- **What the task asks**
Using the data beneath, show every line that includes the word "nước".

Supplied records start

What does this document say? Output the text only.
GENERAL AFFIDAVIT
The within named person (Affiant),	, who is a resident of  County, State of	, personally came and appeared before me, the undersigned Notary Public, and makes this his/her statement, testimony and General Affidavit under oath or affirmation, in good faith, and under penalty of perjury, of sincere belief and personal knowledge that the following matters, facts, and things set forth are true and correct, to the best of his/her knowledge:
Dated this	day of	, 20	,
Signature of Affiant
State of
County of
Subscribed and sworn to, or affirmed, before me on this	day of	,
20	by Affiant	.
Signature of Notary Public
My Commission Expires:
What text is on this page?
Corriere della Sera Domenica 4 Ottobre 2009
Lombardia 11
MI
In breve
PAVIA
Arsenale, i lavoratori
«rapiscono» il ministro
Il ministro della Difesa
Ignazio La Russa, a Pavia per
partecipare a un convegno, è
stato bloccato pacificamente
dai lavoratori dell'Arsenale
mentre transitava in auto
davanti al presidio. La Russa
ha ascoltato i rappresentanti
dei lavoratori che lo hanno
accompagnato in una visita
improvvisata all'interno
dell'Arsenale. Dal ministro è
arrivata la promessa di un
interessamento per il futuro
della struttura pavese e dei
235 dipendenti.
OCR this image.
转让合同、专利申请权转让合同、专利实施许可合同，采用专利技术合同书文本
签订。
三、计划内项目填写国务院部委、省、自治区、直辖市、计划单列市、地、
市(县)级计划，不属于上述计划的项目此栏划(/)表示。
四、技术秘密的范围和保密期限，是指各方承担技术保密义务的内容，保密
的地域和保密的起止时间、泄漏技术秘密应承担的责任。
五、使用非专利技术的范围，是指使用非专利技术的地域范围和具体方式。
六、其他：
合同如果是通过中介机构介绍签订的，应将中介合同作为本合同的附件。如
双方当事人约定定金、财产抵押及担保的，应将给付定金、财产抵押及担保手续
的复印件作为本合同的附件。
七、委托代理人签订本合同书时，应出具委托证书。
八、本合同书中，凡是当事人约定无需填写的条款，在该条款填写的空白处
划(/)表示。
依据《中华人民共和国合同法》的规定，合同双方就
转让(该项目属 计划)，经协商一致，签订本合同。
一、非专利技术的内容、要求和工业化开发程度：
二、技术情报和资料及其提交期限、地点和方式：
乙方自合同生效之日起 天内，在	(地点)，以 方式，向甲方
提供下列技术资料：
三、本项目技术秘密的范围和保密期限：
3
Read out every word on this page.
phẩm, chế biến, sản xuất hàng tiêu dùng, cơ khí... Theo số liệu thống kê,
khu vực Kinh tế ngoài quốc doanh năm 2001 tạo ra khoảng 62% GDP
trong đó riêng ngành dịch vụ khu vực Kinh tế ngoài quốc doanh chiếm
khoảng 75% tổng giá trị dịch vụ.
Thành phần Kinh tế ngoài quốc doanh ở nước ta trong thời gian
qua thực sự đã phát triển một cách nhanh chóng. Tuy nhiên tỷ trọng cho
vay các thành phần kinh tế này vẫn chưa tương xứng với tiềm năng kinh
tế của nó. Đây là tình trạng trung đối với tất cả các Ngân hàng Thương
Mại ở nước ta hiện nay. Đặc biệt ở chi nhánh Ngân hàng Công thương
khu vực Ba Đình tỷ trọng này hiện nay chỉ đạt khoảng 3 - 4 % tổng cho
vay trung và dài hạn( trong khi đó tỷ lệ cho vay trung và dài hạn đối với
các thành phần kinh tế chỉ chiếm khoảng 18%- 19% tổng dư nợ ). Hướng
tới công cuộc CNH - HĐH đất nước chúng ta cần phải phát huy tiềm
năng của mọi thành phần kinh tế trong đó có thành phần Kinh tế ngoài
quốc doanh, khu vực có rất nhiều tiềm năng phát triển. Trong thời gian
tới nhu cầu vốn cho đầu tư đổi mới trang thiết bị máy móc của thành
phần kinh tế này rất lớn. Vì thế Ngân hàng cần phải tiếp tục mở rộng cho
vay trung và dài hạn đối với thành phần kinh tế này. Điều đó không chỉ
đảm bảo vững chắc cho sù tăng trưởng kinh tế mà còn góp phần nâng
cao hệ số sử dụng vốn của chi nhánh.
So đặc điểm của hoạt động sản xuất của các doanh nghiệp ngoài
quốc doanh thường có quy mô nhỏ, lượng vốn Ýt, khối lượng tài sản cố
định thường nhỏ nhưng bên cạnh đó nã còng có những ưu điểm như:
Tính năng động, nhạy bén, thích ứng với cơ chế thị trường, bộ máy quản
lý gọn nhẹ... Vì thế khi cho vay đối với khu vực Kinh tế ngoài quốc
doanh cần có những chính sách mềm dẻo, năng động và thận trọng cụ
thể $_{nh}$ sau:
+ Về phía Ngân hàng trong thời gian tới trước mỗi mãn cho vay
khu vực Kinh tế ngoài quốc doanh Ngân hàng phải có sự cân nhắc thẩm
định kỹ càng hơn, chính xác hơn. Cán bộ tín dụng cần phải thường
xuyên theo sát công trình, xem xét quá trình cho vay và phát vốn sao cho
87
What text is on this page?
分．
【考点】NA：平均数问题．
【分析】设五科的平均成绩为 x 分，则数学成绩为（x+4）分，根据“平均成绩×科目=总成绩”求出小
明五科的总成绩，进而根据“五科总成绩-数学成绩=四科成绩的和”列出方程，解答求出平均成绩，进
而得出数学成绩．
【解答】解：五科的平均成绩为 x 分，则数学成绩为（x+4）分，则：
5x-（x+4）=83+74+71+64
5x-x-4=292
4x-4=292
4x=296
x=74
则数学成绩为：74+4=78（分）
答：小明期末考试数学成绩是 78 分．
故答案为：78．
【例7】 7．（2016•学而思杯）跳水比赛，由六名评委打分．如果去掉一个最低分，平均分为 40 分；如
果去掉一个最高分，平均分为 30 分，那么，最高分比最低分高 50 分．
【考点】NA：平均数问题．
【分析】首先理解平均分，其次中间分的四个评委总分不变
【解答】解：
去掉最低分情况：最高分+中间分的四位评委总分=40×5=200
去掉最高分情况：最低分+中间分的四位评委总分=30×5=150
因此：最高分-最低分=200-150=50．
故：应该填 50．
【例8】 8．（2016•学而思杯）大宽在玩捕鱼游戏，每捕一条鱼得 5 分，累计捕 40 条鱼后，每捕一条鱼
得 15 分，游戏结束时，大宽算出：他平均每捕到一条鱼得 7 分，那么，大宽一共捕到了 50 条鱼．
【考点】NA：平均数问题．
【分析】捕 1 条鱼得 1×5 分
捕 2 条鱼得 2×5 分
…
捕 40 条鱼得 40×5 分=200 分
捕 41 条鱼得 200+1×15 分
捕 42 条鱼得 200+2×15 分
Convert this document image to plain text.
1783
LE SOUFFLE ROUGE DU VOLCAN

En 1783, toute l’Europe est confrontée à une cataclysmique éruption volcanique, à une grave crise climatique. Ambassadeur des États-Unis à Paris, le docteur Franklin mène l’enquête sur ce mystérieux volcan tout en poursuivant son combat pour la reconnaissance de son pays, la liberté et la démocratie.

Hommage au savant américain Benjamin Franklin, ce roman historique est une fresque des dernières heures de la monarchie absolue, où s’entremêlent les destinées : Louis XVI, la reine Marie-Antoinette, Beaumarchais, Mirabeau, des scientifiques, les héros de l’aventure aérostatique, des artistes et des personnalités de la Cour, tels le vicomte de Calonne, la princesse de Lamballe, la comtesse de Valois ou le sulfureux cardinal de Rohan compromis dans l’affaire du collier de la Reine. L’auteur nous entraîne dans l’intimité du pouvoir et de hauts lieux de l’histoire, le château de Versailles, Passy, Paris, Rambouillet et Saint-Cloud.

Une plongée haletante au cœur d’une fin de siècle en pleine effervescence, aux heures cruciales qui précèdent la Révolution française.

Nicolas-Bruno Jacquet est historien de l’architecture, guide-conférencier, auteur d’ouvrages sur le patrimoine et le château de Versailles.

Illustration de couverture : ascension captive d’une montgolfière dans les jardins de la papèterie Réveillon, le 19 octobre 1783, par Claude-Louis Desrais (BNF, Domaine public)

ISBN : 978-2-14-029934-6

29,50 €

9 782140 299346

Supplied records end

- **Complete response**
Thành phần Kinh tế ngoài quốc doanh ở nước ta trong thời gian
Mại ở nước ta hiện nay. Đặc biệt ở chi nhánh Ngân hàng Công thương
tới công cuộc CNH - HĐH đất nước chúng ta cần phải phát huy tiềm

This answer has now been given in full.